===== GIVEN RECORDS

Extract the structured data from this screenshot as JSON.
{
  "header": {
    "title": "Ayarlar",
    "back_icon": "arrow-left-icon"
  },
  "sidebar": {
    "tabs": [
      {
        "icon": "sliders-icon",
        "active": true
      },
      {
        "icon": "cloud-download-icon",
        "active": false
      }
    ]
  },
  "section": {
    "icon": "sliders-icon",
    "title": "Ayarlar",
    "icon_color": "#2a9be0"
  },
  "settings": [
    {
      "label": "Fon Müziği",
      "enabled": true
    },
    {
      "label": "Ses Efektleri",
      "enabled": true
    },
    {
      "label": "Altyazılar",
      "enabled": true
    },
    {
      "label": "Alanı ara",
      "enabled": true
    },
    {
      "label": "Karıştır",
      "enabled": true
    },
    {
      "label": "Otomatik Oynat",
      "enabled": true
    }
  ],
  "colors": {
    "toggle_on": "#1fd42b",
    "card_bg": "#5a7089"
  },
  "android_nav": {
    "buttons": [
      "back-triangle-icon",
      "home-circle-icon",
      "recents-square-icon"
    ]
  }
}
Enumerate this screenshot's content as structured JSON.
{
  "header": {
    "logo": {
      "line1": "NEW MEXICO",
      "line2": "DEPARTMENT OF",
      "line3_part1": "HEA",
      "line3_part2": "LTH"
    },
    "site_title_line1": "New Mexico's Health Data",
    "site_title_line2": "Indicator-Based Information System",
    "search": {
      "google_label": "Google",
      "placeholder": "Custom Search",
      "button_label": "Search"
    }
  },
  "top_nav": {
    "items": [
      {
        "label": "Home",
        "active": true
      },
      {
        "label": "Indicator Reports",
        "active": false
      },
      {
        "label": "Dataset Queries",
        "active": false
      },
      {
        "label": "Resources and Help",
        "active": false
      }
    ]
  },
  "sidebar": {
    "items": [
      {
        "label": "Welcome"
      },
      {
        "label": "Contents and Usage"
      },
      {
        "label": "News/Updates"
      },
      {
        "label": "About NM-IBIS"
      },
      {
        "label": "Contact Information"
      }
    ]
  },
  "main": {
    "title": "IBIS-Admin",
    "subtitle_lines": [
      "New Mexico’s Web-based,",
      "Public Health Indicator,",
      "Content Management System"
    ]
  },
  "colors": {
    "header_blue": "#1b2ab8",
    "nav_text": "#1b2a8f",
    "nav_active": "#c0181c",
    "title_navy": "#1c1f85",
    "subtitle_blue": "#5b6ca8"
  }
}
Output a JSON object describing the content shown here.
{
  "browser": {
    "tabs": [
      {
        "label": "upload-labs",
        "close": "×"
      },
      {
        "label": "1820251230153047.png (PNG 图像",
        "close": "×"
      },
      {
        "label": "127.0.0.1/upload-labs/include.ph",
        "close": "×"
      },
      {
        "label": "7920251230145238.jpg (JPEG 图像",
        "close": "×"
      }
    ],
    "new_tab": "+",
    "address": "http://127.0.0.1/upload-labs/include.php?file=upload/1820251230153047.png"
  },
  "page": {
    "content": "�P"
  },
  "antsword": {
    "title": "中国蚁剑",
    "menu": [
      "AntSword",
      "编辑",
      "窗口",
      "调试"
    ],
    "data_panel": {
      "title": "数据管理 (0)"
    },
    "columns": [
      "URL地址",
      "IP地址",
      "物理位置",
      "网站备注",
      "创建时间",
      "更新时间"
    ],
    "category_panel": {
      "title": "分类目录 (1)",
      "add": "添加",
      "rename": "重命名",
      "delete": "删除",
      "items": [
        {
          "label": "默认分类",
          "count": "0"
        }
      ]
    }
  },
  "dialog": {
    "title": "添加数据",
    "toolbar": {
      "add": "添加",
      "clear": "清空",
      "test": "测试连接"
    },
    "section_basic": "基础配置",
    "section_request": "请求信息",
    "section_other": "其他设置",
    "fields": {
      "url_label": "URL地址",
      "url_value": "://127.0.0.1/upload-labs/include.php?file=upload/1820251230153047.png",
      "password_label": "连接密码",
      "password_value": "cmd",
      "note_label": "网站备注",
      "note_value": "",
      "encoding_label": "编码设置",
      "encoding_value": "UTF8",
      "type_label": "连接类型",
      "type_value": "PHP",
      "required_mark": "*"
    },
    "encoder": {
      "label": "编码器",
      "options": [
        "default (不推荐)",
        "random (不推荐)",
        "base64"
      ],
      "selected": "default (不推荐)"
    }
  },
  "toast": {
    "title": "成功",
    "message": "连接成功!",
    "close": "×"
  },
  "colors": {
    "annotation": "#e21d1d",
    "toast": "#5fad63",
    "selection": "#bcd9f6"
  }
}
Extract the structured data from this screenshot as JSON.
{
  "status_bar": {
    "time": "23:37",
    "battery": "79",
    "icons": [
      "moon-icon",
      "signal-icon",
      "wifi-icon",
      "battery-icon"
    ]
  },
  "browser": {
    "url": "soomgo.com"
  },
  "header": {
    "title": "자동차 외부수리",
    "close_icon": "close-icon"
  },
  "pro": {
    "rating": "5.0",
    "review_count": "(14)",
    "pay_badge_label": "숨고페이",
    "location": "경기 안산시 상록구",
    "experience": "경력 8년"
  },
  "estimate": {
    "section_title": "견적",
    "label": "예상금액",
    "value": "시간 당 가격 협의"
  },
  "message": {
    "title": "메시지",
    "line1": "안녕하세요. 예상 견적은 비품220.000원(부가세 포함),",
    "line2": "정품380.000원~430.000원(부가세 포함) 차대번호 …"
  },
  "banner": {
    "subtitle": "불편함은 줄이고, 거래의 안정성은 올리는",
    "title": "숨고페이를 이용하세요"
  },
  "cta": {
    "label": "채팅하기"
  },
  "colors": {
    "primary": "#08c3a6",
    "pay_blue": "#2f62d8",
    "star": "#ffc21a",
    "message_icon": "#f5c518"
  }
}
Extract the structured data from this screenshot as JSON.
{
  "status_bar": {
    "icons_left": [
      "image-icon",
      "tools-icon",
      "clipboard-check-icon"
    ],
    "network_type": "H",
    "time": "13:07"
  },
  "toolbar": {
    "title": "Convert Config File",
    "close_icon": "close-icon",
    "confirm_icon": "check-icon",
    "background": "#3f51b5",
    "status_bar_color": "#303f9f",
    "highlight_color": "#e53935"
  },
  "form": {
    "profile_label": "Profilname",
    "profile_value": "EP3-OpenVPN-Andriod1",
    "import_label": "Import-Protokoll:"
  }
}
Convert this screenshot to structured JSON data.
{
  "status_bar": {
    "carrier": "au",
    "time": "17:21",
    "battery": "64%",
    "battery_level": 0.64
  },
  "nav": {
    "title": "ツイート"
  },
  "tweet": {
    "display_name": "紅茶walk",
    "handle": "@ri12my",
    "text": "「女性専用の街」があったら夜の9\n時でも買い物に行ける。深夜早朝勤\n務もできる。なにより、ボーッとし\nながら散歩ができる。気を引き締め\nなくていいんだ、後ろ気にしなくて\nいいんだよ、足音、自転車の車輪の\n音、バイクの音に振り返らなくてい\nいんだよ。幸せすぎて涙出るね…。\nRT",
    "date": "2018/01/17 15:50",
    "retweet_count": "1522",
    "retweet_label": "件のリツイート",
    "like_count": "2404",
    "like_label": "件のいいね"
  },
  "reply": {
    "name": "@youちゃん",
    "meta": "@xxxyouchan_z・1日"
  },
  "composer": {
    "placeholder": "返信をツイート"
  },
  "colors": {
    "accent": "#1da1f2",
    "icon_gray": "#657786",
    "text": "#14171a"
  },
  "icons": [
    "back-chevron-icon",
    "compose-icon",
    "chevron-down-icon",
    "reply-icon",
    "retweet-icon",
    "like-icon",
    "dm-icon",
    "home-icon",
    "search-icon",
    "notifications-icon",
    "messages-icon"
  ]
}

==========

- **TASK DETAILS**
Repeat the entries shown above, every one, word for word.

- **COMPLETED EXERCISE**
Extract the structured data from this screenshot as JSON.
{
  "header": {
    "title": "Ayarlar",
    "back_icon": "arrow-left-icon"
  },
  "sidebar": {
    "tabs": [
      {
        "icon": "sliders-icon",
        "active": true
      },
      {
        "icon": "cloud-download-icon",
        "active": false
      }
    ]
  },
  "section": {
    "icon": "sliders-icon",
    "title": "Ayarlar",
    "icon_color": "#2a9be0"
  },
  "settings": [
    {
      "label": "Fon Müziği",
      "enabled": true
    },
    {
      "label": "Ses Efektleri",
      "enabled": true
    },
    {
      "label": "Altyazılar",
      "enabled": true
    },
    {
      "label": "Alanı ara",
      "enabled": true
    },
    {
      "label": "Karıştır",
      "enabled": true
    },
    {
      "label": "Otomatik Oynat",
      "enabled": true
    }
  ],
  "colors": {
    "toggle_on": "#1fd42b",
    "card_bg": "#5a7089"
  },
  "android_nav": {
    "buttons": [
      "back-triangle-icon",
      "home-circle-icon",
      "recents-square-icon"
    ]
  }
}
Enumerate this screenshot's content as structured JSON.
{
  "header": {
    "logo": {
      "line1": "NEW MEXICO",
      "line2": "DEPARTMENT OF",
      "line3_part1": "HEA",
      "line3_part2": "LTH"
    },
    "site_title_line1": "New Mexico's Health Data",
    "site_title_line2": "Indicator-Based Information System",
    "search": {
      "google_label": "Google",
      "placeholder": "Custom Search",
      "button_label": "Search"
    }
  },
  "top_nav": {
    "items": [
      {
        "label": "Home",
        "active": true
      },
      {
        "label": "Indicator Reports",
        "active": false
      },
      {
        "label": "Dataset Queries",
        "active": false
      },
      {
        "label": "Resources and Help",
        "active": false
      }
    ]
  },
  "sidebar": {
    "items": [
      {
        "label": "Welcome"
      },
      {
        "label": "Contents and Usage"
      },
      {
        "label": "News/Updates"
      },
      {
        "label": "About NM-IBIS"
      },
      {
        "label": "Contact Information"
      }
    ]
  },
  "main": {
    "title": "IBIS-Admin",
    "subtitle_lines": [
      "New Mexico’s Web-based,",
      "Public Health Indicator,",
      "Content Management System"
    ]
  },
  "colors": {
    "header_blue": "#1b2ab8",
    "nav_text": "#1b2a8f",
    "nav_active": "#c0181c",
    "title_navy": "#1c1f85",
    "subtitle_blue": "#5b6ca8"
  }
}
Output a JSON object describing the content shown here.
{
  "browser": {
    "tabs": [
      {
        "label": "upload-labs",
        "close": "×"
      },
      {
        "label": "1820251230153047.png (PNG 图像",
        "close": "×"
      },
      {
        "label": "127.0.0.1/upload-labs/include.ph",
        "close": "×"
      },
      {
        "label": "7920251230145238.jpg (JPEG 图像",
        "close": "×"
      }
    ],
    "new_tab": "+",
    "address": "http://127.0.0.1/upload-labs/include.php?file=upload/1820251230153047.png"
  },
  "page": {
    "content": "�P"
  },
  "antsword": {
    "title": "中国蚁剑",
    "menu": [
      "AntSword",
      "编辑",
      "窗口",
      "调试"
    ],
    "data_panel": {
      "title": "数据管理 (0)"
    },
    "columns": [
      "URL地址",
      "IP地址",
      "物理位置",
      "网站备注",
      "创建时间",
      "更新时间"
    ],
    "category_panel": {
      "title": "分类目录 (1)",
      "add": "添加",
      "rename": "重命名",
      "delete": "删除",
      "items": [
        {
          "label": "默认分类",
          "count": "0"
        }
      ]
    }
  },
  "dialog": {
    "title": "添加数据",
    "toolbar": {
      "add": "添加",
      "clear": "清空",
      "test": "测试连接"
    },
    "section_basic": "基础配置",
    "section_request": "请求信息",
    "section_other": "其他设置",
    "fields": {
      "url_label": "URL地址",
      "url_value": "://127.0.0.1/upload-labs/include.php?file=upload/1820251230153047.png",
      "password_label": "连接密码",
      "password_value": "cmd",
      "note_label": "网站备注",
      "note_value": "",
      "encoding_label": "编码设置",
      "encoding_value": "UTF8",
      "type_label": "连接类型",
      "type_value": "PHP",
      "required_mark": "*"
    },
    "encoder": {
      "label": "编码器",
      "options": [
        "default (不推荐)",
        "random (不推荐)",
        "base64"
      ],
      "selected": "default (不推荐)"
    }
  },
  "toast": {
    "title": "成功",
    "message": "连接成功!",
    "close": "×"
  },
  "colors": {
    "annotation": "#e21d1d",
    "toast": "#5fad63",
    "selection": "#bcd9f6"
  }
}
Extract the structured data from this screenshot as JSON.
{
  "status_bar": {
    "time": "23:37",
    "battery": "79",
    "icons": [
      "moon-icon",
      "signal-icon",
      "wifi-icon",
      "battery-icon"
    ]
  },
  "browser": {
    "url": "soomgo.com"
  },
  "header": {
    "title": "자동차 외부수리",
    "close_icon": "close-icon"
  },
  "pro": {
    "rating": "5.0",
    "review_count": "(14)",
    "pay_badge_label": "숨고페이",
    "location": "경기 안산시 상록구",
    "experience": "경력 8년"
  },
  "estimate": {
    "section_title": "견적",
    "label": "예상금액",
    "value": "시간 당 가격 협의"
  },
  "message": {
    "title": "메시지",
    "line1": "안녕하세요. 예상 견적은 비품220.000원(부가세 포함),",
    "line2": "정품380.000원~430.000원(부가세 포함) 차대번호 …"
  },
  "banner": {
    "subtitle": "불편함은 줄이고, 거래의 안정성은 올리는",
    "title": "숨고페이를 이용하세요"
  },
  "cta": {
    "label": "채팅하기"
  },
  "colors": {
    "primary": "#08c3a6",
    "pay_blue": "#2f62d8",
    "star": "#ffc21a",
    "message_icon": "#f5c518"
  }
}
Extract the structured data from this screenshot as JSON.
{
  "status_bar": {
    "icons_left": [
      "image-icon",
      "tools-icon",
      "clipboard-check-icon"
    ],
    "network_type": "H",
    "time": "13:07"
  },
  "toolbar": {
    "title": "Convert Config File",
    "close_icon": "close-icon",
    "confirm_icon": "check-icon",
    "background": "#3f51b5",
    "status_bar_color": "#303f9f",
    "highlight_color": "#e53935"
  },
  "form": {
    "profile_label": "Profilname",
    "profile_value": "EP3-OpenVPN-Andriod1",
    "import_label": "Import-Protokoll:"
  }
}
Convert this screenshot to structured JSON data.
{
  "status_bar": {
    "carrier": "au",
    "time": "17:21",
    "battery": "64%",
    "battery_level": 0.64
  },
  "nav": {
    "title": "ツイート"
  },
  "tweet": {
    "display_name": "紅茶walk",
    "handle": "@ri12my",
    "text": "「女性専用の街」があったら夜の9\n時でも買い物に行ける。深夜早朝勤\n務もできる。なにより、ボーッとし\nながら散歩ができる。気を引き締め\nなくていいんだ、後ろ気にしなくて\nいいんだよ、足音、自転車の車輪の\n音、バイクの音に振り返らなくてい\nいんだよ。幸せすぎて涙出るね…。\nRT",
    "date": "2018/01/17 15:50",
    "retweet_count": "1522",
    "retweet_label": "件のリツイート",
    "like_count": "2404",
    "like_label": "件のいいね"
  },
  "reply": {
    "name": "@youちゃん",
    "meta": "@xxxyouchan_z・1日"
  },
  "composer": {
    "placeholder": "返信をツイート"
  },
  "colors": {
    "accent": "#1da1f2",
    "icon_gray": "#657786",
    "text": "#14171a"
  },
  "icons": [
    "back-chevron-icon",
    "compose-icon",
    "chevron-down-icon",
    "reply-icon",
    "retweet-icon",
    "like-icon",
    "dm-icon",
    "home-icon",
    "search-icon",
    "notifications-icon",
    "messages-icon"
  ]
}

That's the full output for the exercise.